# [SHORT TASK]
Copy out the lines that include the word "手续费率".

# [PROVIDED INFORMATION]
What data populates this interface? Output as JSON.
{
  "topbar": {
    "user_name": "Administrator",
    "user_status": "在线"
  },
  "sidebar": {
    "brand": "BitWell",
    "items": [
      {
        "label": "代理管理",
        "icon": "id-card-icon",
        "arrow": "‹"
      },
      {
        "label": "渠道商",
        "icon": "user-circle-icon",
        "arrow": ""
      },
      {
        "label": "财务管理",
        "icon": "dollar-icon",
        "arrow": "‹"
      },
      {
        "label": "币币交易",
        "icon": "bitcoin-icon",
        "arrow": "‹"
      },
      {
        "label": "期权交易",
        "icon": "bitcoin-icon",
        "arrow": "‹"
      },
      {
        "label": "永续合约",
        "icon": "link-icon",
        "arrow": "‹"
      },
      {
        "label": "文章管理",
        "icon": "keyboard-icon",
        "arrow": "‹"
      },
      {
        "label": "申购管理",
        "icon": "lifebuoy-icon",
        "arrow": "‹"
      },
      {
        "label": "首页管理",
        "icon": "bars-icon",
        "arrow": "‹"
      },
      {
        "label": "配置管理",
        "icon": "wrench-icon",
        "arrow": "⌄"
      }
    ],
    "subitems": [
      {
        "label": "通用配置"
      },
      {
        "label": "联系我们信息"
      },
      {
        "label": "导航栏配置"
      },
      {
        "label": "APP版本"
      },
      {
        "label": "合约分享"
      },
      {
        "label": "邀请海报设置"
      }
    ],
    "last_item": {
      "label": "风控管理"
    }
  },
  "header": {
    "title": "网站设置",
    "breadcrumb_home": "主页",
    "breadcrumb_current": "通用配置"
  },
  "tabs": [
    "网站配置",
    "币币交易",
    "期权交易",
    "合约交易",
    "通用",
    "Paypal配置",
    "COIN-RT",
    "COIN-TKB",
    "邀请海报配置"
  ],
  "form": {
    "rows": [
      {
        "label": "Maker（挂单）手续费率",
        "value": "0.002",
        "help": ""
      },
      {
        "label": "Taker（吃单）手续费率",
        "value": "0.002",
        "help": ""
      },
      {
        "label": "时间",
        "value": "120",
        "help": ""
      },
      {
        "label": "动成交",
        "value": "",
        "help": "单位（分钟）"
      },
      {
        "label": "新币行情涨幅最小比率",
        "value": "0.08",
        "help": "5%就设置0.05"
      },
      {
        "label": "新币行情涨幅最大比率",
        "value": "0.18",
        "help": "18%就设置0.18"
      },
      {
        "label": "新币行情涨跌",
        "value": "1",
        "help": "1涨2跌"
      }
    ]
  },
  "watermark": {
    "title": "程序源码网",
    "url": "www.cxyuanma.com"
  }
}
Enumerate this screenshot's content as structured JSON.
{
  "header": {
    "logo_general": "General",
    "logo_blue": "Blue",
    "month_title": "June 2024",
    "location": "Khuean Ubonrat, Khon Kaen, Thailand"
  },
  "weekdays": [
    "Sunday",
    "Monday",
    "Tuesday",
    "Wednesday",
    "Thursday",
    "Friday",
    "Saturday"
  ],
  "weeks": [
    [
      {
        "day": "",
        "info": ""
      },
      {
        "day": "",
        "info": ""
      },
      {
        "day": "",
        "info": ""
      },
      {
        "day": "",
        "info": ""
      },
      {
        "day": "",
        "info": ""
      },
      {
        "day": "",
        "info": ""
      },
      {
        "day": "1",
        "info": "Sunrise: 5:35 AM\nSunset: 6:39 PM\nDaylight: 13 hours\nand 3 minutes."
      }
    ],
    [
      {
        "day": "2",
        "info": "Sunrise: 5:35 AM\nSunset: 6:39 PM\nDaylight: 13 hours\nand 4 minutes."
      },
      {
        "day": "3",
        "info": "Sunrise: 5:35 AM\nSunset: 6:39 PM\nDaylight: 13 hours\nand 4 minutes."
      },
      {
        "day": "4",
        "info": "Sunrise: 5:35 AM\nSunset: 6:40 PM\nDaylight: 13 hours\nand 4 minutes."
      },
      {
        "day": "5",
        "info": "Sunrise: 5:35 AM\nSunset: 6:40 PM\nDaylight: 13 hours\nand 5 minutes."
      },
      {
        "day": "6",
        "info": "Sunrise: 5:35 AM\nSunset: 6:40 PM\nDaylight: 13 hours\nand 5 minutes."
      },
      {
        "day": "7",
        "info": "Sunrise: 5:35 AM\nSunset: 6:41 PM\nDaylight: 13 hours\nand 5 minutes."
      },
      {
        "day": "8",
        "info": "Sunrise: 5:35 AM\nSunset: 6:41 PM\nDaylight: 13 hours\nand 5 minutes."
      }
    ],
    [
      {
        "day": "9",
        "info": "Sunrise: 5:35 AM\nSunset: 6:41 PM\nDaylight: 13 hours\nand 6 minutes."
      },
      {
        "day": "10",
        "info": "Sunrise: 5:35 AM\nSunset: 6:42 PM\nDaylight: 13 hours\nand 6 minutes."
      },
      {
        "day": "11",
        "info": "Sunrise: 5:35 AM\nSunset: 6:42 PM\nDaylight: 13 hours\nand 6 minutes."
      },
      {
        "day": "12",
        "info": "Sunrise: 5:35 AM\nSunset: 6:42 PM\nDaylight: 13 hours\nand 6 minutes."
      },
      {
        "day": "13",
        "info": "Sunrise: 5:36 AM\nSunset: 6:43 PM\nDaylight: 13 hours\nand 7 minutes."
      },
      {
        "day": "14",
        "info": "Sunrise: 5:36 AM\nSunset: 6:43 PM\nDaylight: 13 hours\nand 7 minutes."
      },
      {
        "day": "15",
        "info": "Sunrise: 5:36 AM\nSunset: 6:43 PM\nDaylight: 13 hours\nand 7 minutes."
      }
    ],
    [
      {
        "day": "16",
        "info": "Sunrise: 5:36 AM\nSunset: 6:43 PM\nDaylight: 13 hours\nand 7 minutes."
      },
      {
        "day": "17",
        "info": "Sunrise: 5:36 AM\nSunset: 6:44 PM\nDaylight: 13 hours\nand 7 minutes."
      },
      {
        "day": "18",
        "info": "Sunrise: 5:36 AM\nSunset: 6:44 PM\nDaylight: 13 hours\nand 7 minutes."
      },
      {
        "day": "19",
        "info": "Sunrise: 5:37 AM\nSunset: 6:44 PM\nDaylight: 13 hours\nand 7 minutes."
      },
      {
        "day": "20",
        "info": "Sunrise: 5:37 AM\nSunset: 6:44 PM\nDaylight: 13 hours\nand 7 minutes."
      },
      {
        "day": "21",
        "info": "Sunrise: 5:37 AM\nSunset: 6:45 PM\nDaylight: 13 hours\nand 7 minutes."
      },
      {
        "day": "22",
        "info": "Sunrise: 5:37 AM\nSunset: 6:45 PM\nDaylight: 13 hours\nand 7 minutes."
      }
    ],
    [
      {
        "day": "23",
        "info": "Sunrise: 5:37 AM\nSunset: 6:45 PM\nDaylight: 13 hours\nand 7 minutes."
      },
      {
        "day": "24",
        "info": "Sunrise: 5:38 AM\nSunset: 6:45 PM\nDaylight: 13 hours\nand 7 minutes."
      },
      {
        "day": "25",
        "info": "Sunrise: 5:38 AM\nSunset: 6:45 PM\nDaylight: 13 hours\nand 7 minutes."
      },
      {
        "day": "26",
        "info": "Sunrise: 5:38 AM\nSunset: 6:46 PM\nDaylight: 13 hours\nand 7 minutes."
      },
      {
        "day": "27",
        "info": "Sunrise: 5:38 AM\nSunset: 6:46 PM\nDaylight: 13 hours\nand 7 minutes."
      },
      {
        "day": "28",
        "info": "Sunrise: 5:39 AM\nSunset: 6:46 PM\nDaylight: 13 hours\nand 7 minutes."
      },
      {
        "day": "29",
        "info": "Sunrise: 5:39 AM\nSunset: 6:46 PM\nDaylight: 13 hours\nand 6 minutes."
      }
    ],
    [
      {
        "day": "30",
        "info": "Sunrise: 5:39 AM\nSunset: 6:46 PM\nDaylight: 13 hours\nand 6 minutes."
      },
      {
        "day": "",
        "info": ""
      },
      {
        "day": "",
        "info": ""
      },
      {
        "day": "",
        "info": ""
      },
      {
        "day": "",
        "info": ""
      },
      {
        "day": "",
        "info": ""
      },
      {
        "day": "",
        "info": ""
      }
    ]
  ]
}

# [RESPONSE]
        "label": "Maker（挂单）手续费率",
        "label": "Taker（吃单）手续费率",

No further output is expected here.